**Work to complete:** Look through the data below and say how many of its lines contain "content", adding nothing else.

**Data listing:**
--------------------------------------------------
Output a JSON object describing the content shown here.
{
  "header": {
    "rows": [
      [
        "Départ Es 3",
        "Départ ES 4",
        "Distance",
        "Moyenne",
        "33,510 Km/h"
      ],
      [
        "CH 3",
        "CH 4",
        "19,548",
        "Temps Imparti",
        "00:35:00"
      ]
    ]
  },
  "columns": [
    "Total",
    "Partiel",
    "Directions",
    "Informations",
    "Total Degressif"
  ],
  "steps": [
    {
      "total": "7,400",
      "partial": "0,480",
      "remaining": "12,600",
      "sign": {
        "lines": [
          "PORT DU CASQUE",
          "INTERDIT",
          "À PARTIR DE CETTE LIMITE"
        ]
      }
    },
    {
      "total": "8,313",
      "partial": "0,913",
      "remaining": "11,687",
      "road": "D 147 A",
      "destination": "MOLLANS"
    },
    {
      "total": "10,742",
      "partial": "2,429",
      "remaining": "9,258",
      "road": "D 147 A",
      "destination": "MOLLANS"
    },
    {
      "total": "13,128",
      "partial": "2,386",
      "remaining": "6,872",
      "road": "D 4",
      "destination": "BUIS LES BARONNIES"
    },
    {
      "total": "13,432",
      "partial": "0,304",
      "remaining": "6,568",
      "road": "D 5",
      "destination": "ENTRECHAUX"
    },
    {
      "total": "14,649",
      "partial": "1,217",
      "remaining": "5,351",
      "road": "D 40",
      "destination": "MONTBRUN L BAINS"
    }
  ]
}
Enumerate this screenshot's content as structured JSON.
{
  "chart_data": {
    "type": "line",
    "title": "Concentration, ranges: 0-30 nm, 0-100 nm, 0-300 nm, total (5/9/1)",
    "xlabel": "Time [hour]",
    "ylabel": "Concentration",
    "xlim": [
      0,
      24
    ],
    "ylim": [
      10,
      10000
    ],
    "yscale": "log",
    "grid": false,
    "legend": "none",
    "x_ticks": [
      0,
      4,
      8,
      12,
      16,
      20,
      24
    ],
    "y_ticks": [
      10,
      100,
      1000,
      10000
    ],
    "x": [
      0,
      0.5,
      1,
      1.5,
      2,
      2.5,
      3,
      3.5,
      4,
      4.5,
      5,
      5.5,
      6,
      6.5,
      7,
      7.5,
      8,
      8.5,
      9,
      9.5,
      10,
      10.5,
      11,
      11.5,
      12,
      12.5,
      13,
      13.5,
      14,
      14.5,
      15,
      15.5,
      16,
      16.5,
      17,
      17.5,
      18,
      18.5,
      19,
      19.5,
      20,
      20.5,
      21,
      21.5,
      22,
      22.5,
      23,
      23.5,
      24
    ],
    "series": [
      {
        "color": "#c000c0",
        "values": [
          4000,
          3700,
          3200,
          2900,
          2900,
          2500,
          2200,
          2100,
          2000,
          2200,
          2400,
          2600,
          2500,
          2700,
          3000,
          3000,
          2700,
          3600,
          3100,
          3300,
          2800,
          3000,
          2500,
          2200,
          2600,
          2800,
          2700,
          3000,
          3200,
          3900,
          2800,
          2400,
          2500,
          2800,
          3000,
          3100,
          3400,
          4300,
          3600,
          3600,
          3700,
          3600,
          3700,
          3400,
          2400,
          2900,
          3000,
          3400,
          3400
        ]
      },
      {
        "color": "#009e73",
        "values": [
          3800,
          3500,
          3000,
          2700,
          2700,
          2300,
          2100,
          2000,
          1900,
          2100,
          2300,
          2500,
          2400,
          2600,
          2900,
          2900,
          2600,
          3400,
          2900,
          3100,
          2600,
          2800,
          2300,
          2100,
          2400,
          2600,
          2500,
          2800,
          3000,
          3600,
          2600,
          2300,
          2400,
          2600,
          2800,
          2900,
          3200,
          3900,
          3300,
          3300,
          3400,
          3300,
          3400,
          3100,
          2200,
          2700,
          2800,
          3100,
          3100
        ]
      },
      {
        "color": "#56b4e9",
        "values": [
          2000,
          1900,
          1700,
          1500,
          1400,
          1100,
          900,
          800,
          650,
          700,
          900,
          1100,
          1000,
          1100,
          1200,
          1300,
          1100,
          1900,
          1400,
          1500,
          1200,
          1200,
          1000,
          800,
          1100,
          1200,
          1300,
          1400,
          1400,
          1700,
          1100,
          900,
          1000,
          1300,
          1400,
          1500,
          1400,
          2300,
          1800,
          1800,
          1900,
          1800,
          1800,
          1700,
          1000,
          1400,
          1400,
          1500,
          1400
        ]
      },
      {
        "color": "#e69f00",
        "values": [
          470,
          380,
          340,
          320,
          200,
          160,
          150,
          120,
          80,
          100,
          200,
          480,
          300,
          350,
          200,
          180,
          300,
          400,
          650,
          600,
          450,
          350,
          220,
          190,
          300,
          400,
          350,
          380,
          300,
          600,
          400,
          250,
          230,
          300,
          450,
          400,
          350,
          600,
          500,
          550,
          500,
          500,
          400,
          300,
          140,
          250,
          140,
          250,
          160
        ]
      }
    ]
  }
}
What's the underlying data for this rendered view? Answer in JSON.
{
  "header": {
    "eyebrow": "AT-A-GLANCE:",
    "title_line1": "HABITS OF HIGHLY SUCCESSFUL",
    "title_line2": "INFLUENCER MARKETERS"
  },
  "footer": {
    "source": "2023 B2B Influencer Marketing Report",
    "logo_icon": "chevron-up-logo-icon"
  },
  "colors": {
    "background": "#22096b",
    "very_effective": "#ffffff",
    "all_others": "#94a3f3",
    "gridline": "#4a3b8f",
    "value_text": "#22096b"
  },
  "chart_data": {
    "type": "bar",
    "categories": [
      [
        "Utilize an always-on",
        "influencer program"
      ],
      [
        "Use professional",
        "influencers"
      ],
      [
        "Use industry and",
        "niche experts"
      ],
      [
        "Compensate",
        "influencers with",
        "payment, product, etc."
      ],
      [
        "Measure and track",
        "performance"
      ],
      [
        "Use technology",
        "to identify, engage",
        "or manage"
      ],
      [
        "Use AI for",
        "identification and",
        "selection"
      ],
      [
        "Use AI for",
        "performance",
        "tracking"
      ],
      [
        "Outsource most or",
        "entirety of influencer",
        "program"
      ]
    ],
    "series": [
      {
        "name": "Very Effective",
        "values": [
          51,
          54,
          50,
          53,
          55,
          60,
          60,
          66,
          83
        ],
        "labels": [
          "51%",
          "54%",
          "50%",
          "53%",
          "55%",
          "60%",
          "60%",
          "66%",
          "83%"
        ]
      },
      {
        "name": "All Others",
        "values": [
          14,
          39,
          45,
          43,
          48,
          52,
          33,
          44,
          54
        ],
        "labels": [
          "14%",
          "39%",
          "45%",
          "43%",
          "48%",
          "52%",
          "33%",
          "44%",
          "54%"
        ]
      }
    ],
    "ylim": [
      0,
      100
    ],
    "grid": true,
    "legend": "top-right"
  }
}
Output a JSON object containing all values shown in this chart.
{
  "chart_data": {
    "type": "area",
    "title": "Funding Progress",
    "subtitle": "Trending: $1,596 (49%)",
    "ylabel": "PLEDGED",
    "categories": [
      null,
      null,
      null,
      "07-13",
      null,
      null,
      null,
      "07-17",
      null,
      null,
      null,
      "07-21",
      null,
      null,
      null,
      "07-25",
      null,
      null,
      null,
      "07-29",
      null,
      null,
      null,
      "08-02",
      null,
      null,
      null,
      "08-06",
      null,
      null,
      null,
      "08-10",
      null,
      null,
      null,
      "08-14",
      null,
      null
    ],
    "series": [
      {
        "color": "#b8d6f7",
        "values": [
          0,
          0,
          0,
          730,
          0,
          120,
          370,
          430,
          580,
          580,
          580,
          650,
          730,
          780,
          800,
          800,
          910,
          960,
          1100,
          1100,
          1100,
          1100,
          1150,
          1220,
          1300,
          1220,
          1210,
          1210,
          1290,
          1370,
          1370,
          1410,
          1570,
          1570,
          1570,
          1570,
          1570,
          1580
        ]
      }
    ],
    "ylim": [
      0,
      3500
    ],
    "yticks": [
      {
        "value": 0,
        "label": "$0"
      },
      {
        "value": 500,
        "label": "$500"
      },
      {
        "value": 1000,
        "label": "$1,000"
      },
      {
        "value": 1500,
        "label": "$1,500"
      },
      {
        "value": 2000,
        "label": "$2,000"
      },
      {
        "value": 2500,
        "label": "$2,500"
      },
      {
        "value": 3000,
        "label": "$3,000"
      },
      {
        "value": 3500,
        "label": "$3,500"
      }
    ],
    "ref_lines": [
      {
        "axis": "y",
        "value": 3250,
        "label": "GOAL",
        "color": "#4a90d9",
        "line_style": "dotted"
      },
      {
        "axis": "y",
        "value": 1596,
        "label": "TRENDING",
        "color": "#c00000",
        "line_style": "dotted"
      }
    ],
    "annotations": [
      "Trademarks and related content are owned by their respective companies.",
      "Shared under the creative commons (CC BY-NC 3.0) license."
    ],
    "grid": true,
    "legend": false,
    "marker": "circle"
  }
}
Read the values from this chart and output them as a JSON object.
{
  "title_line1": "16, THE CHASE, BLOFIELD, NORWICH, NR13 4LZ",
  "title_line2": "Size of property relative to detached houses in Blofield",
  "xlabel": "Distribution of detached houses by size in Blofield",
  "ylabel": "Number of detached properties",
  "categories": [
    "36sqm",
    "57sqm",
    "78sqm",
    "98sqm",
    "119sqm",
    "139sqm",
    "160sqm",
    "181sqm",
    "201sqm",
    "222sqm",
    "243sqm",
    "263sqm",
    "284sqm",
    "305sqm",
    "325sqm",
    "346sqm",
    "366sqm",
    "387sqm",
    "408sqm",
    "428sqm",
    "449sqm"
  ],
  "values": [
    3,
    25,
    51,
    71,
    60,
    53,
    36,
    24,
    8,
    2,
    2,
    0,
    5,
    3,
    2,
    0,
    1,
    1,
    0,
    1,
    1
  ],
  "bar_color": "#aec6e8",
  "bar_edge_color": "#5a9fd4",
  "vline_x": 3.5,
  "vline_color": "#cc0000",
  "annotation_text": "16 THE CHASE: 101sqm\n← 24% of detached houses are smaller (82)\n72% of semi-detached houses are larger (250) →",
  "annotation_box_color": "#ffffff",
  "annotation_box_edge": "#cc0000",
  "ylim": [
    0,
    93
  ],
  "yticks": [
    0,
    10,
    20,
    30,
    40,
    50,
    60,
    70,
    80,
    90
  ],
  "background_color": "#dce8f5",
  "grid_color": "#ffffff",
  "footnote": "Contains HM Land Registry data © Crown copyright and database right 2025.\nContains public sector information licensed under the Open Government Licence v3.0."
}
--------------------------------------------------
**Answer to this exercise:** 3